# Records provided:
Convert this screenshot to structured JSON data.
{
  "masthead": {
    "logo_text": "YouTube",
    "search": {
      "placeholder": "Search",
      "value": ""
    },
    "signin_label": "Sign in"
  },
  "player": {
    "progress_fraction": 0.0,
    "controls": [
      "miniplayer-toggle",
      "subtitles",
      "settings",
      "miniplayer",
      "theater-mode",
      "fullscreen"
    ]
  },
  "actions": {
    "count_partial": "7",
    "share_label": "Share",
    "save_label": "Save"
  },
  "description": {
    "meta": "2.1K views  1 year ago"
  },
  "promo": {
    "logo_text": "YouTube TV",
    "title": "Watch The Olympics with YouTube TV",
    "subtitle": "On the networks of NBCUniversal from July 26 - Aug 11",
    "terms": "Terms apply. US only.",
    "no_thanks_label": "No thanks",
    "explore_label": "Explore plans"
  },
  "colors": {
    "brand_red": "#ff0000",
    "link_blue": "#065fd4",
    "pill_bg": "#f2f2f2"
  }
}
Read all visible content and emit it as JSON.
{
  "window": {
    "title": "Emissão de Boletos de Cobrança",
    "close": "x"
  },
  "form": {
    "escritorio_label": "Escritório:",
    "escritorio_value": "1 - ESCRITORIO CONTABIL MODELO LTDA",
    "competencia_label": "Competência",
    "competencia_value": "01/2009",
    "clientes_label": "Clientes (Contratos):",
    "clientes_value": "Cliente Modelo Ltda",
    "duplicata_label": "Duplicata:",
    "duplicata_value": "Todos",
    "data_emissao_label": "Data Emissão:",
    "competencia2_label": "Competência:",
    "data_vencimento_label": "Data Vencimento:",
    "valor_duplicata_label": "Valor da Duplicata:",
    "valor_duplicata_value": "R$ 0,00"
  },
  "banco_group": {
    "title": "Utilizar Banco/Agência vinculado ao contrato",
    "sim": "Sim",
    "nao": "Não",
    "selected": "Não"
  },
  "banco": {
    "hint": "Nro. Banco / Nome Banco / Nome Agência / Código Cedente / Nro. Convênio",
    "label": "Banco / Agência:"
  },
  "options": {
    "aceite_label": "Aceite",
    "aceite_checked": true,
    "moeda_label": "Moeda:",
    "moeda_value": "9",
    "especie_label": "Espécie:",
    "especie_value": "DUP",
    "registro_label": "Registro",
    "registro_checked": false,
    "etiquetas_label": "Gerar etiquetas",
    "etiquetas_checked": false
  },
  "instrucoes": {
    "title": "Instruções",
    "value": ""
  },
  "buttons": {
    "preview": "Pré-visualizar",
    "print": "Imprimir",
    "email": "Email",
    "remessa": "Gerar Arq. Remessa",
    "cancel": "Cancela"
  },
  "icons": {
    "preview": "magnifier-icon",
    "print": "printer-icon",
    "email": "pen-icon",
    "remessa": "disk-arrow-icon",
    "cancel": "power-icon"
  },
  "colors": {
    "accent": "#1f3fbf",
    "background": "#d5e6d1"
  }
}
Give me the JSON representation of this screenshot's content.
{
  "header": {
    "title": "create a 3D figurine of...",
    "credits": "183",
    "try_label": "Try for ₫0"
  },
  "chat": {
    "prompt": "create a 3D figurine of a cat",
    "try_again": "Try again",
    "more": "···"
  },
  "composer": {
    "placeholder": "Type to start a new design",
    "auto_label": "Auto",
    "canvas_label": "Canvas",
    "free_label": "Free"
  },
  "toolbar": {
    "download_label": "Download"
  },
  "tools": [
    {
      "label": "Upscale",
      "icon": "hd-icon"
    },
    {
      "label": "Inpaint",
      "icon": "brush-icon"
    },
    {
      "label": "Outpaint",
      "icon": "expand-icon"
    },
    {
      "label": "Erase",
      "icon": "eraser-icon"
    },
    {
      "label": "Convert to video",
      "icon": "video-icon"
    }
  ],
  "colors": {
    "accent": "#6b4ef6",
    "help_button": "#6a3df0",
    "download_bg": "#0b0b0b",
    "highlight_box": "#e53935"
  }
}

# What you are asked to do:
Collect every line above that contains the word "preview".

# Task result:
    "preview": "Pré-visualizar",
    "preview": "magnifier-icon",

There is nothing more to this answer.